_PROBLEM DETAILS_:
Gather all lines from the material that contain the word "this".

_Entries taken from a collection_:
++++

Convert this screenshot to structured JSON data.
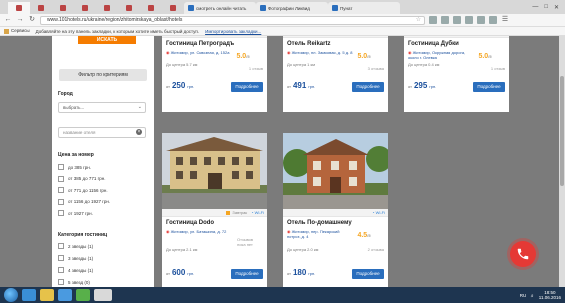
{
  "browser": {
    "tabs": [
      {
        "label": "",
        "type": "mini"
      },
      {
        "label": "",
        "type": "mini"
      },
      {
        "label": "",
        "type": "mini"
      },
      {
        "label": "",
        "type": "mini"
      },
      {
        "label": "",
        "type": "mini"
      },
      {
        "label": "",
        "type": "mini"
      },
      {
        "label": "",
        "type": "mini"
      },
      {
        "label": "",
        "type": "mini"
      },
      {
        "label": "смотреть онлайн читать",
        "type": "wide"
      },
      {
        "label": "Фотографии Ликвид",
        "type": "wide"
      },
      {
        "label": "Пунат",
        "type": "wide"
      }
    ],
    "url": "www.101hotels.ru/ukraine/region/zhitomirskaya_oblast/hotels",
    "bookmarks": {
      "services": "Сервисы",
      "hint": "Добавляйте на эту панель закладки, к которым хотите иметь быстрый доступ.",
      "import_link": "Импортировать закладки..."
    }
  },
  "sidebar": {
    "top_button": "ИСКАТЬ",
    "filter_button": "Фильтр по критериям",
    "city_label": "Город",
    "city_select": "выбрать...",
    "hotel_search_placeholder": "название отеля",
    "price_label": "Цена за номер",
    "price_options": [
      "до 385 грн.",
      "от 385 до 771 грн.",
      "от 771 до 1156 грн.",
      "от 1156 до 1927 грн.",
      "от 1927 грн."
    ],
    "category_label": "Категория гостиниц",
    "category_options": [
      "2 звезды (1)",
      "3 звезды (1)",
      "4 звезды (1)",
      "5 звезд (0)"
    ]
  },
  "hotels": [
    {
      "name": "Гостиница Петроградъ",
      "stars": "★★☆☆☆",
      "address": "Житомир, ул. Сквозная, д. 152а",
      "distance": "До центра 5.7 км",
      "score": "5.0",
      "score_max": "5",
      "reviews": "1 отзыв",
      "price_from": "от",
      "price": "250",
      "currency": "грн.",
      "more": "Подробнее",
      "badge": "",
      "wifi": "Wi-Fi"
    },
    {
      "name": "Отель Reikartz",
      "stars": "★★★★☆",
      "address": "Житомир, пл. Замковая, д. 5 д. 8",
      "distance": "До центра 1 км",
      "score": "5.0",
      "score_max": "5",
      "reviews": "3 отзыва",
      "price_from": "от",
      "price": "491",
      "currency": "грн.",
      "more": "Подробнее",
      "badge": "Завтрак",
      "wifi": "Wi-Fi"
    },
    {
      "name": "Гостиница Дубки",
      "stars": "★★☆☆☆",
      "address": "Житомир, Окружная дорога, около г. Олевка",
      "distance": "До центра 0.4 км",
      "score": "5.0",
      "score_max": "5",
      "reviews": "1 отзыв",
      "price_from": "от",
      "price": "295",
      "currency": "грн.",
      "more": "Подробнее",
      "badge": "Завтрак",
      "wifi": "Wi-Fi"
    },
    {
      "name": "Гостиница Dodo",
      "stars": "",
      "address": "Житомир, ул. Баташина, д. 72",
      "distance": "До центра 2.1 км",
      "score": "",
      "score_max": "",
      "reviews": "Отзывов пока нет",
      "price_from": "от",
      "price": "600",
      "currency": "грн.",
      "more": "Подробнее",
      "badge": "Завтрак",
      "wifi": "Wi-Fi"
    },
    {
      "name": "Отель По-домашнему",
      "stars": "",
      "address": "Житомир, пер. Пекарский потрсэ, д. 4",
      "distance": "До центра 2.0 км",
      "score": "4.5",
      "score_max": "5",
      "reviews": "2 отзыва",
      "price_from": "от",
      "price": "180",
      "currency": "грн.",
      "more": "Подробнее",
      "badge": "",
      "wifi": "Wi-Fi"
    }
  ],
  "taskbar": {
    "lang": "RU",
    "time": "18:50",
    "date": "11.06.2016"
  },
  "colors": {
    "accent": "#2a6ebd",
    "orange": "#f57c00",
    "star": "#f5a623",
    "fab": "#e53935"
  }
}
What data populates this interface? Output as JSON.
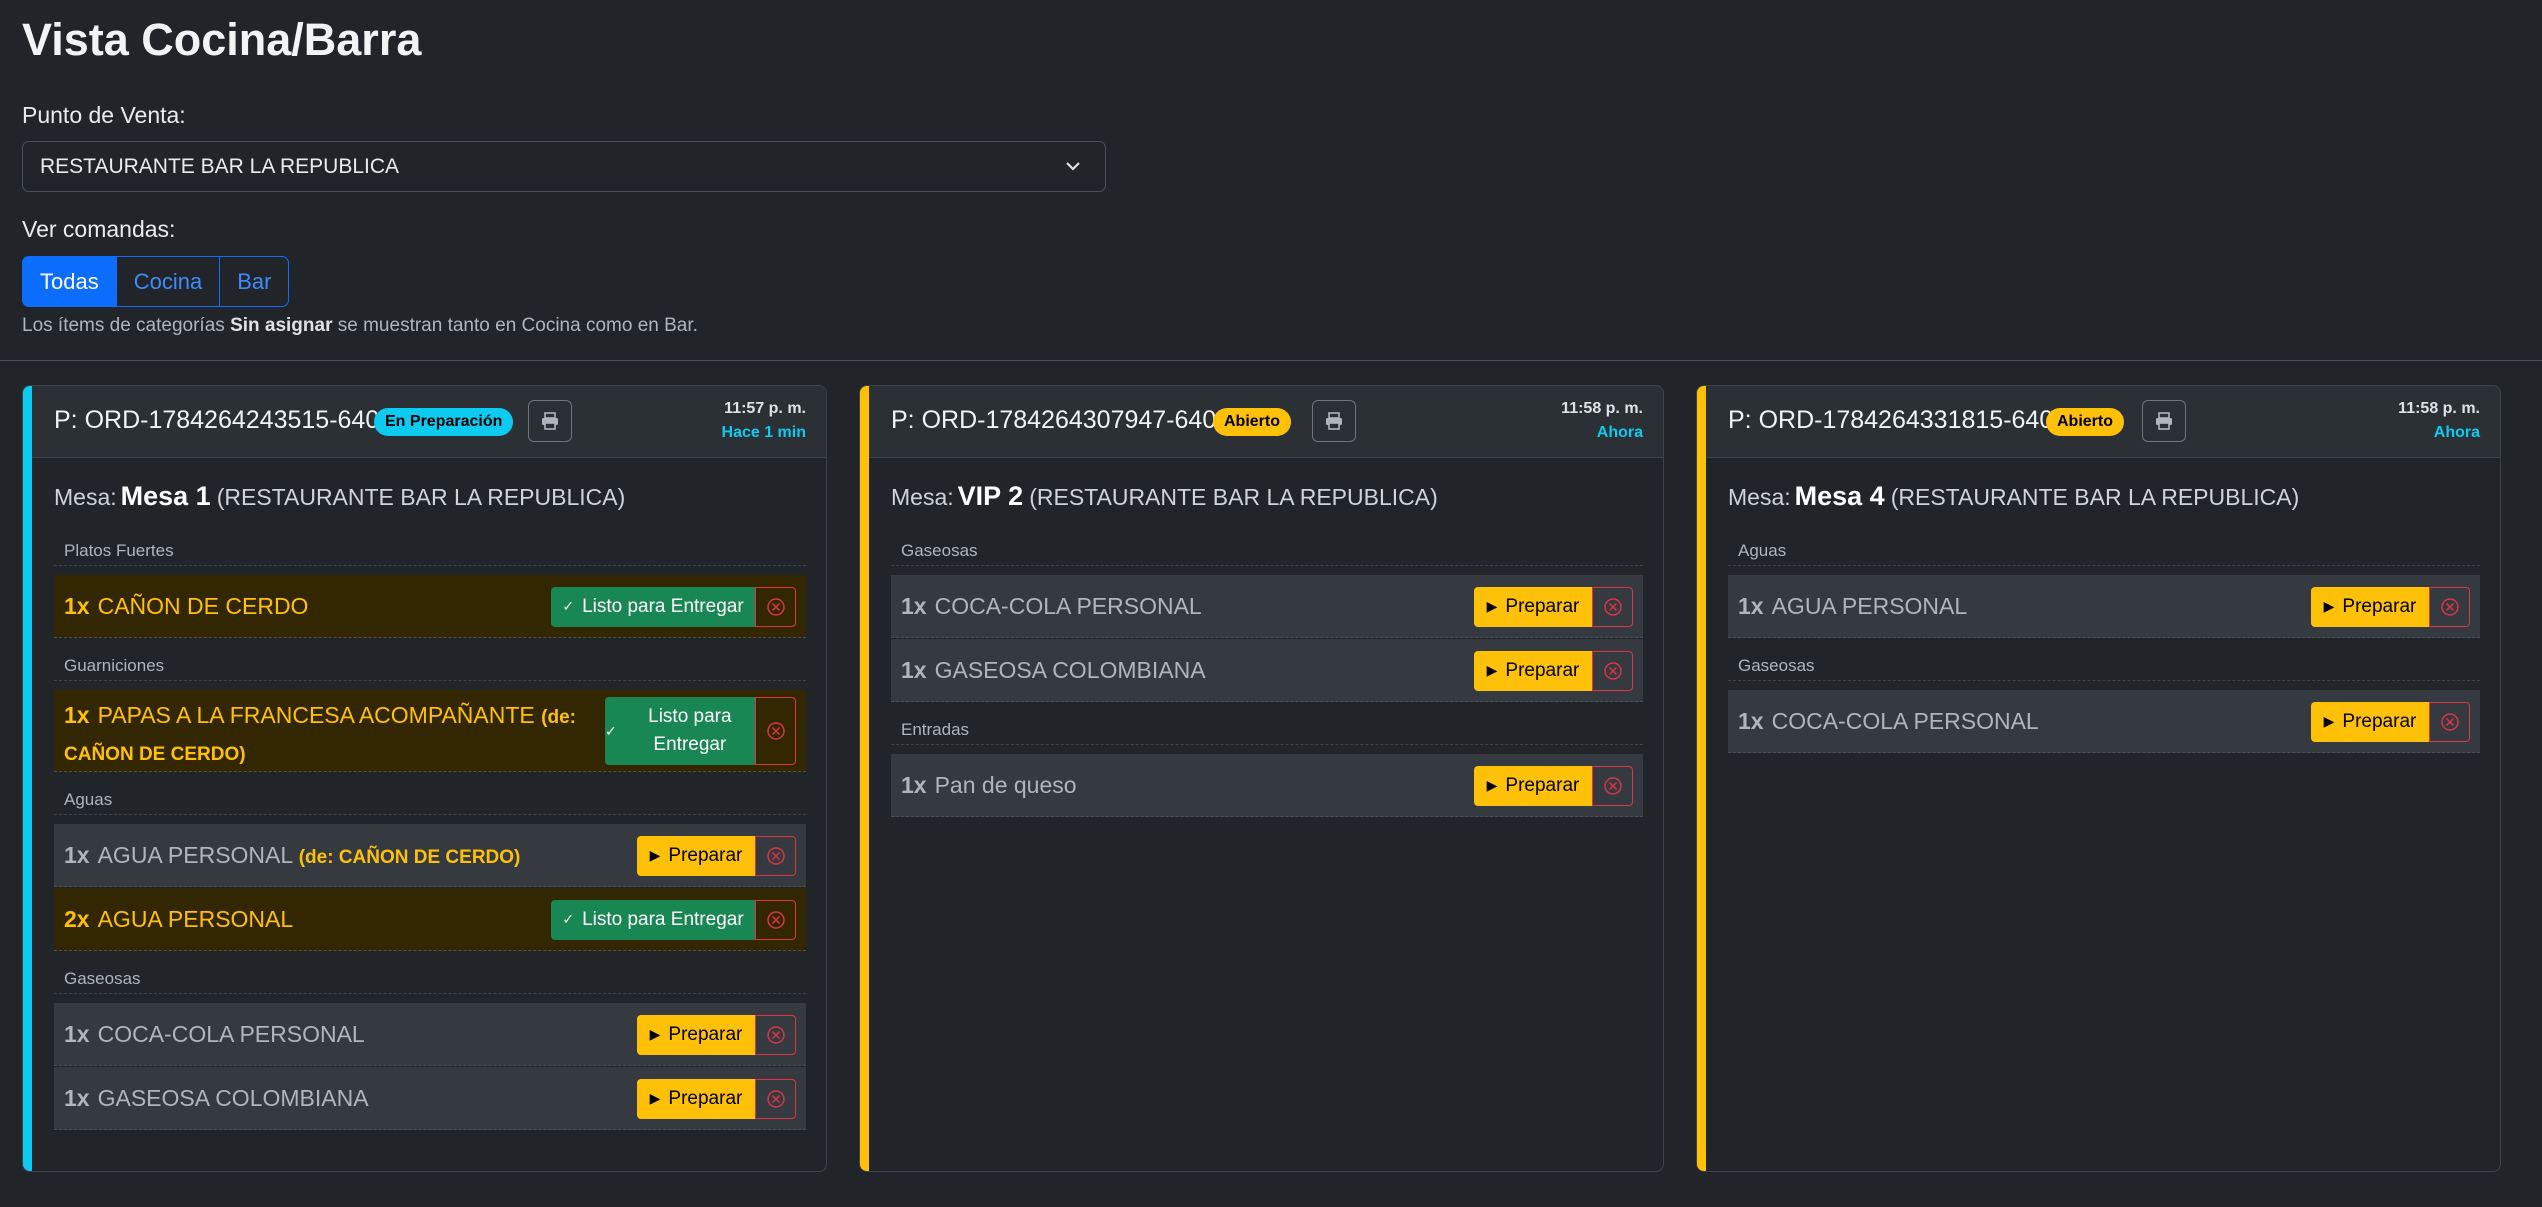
{
  "page": {
    "title": "Vista Cocina/Barra",
    "pos_label": "Punto de Venta:",
    "pos_value": "RESTAURANTE BAR LA REPUBLICA",
    "view_label": "Ver comandas:",
    "filters": [
      "Todas",
      "Cocina",
      "Bar"
    ],
    "active_filter": "Todas",
    "hint_prefix": "Los ítems de categorías ",
    "hint_bold": "Sin asignar",
    "hint_suffix": " se muestran tanto en Cocina como en Bar."
  },
  "colors": {
    "in_progress": "#0dcaf0",
    "open": "#ffc107",
    "ready_button": "#198754",
    "prepare_button": "#ffc107",
    "cancel": "#dc3545"
  },
  "orders": [
    {
      "id": "P: ORD-1784264243515-6405",
      "status": "En Preparación",
      "status_color": "#0dcaf0",
      "time": "11:57 p. m.",
      "elapsed": "Hace 1 min",
      "mesa_label": "Mesa:",
      "mesa": "Mesa 1",
      "venue": "(RESTAURANTE BAR LA REPUBLICA)",
      "groups": [
        {
          "category": "Platos Fuertes",
          "items": [
            {
              "qty": "1x",
              "name": "CAÑON DE CERDO",
              "note": "",
              "state": "ready",
              "action": "Listo para Entregar"
            }
          ]
        },
        {
          "category": "Guarniciones",
          "items": [
            {
              "qty": "1x",
              "name": "PAPAS A LA FRANCESA ACOMPAÑANTE",
              "note": "(de: CAÑON DE CERDO)",
              "state": "ready",
              "action": "Listo para Entregar"
            }
          ]
        },
        {
          "category": "Aguas",
          "items": [
            {
              "qty": "1x",
              "name": "AGUA PERSONAL",
              "note": "(de: CAÑON DE CERDO)",
              "state": "pending",
              "action": "Preparar"
            },
            {
              "qty": "2x",
              "name": "AGUA PERSONAL",
              "note": "",
              "state": "ready",
              "action": "Listo para Entregar"
            }
          ]
        },
        {
          "category": "Gaseosas",
          "items": [
            {
              "qty": "1x",
              "name": "COCA-COLA PERSONAL",
              "note": "",
              "state": "pending",
              "action": "Preparar"
            },
            {
              "qty": "1x",
              "name": "GASEOSA COLOMBIANA",
              "note": "",
              "state": "pending",
              "action": "Preparar"
            }
          ]
        }
      ]
    },
    {
      "id": "P: ORD-1784264307947-6405",
      "status": "Abierto",
      "status_color": "#ffc107",
      "time": "11:58 p. m.",
      "elapsed": "Ahora",
      "mesa_label": "Mesa:",
      "mesa": "VIP 2",
      "venue": "(RESTAURANTE BAR LA REPUBLICA)",
      "groups": [
        {
          "category": "Gaseosas",
          "items": [
            {
              "qty": "1x",
              "name": "COCA-COLA PERSONAL",
              "note": "",
              "state": "pending",
              "action": "Preparar"
            },
            {
              "qty": "1x",
              "name": "GASEOSA COLOMBIANA",
              "note": "",
              "state": "pending",
              "action": "Preparar"
            }
          ]
        },
        {
          "category": "Entradas",
          "items": [
            {
              "qty": "1x",
              "name": "Pan de queso",
              "note": "",
              "state": "pending",
              "action": "Preparar"
            }
          ]
        }
      ]
    },
    {
      "id": "P: ORD-1784264331815-6405",
      "status": "Abierto",
      "status_color": "#ffc107",
      "time": "11:58 p. m.",
      "elapsed": "Ahora",
      "mesa_label": "Mesa:",
      "mesa": "Mesa 4",
      "venue": "(RESTAURANTE BAR LA REPUBLICA)",
      "groups": [
        {
          "category": "Aguas",
          "items": [
            {
              "qty": "1x",
              "name": "AGUA PERSONAL",
              "note": "",
              "state": "pending",
              "action": "Preparar"
            }
          ]
        },
        {
          "category": "Gaseosas",
          "items": [
            {
              "qty": "1x",
              "name": "COCA-COLA PERSONAL",
              "note": "",
              "state": "pending",
              "action": "Preparar"
            }
          ]
        }
      ]
    }
  ]
}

++++

_EXERCISE ANSWER_:
Convert this screenshot to structured JSON data.
What data populates this interface? Output as JSON.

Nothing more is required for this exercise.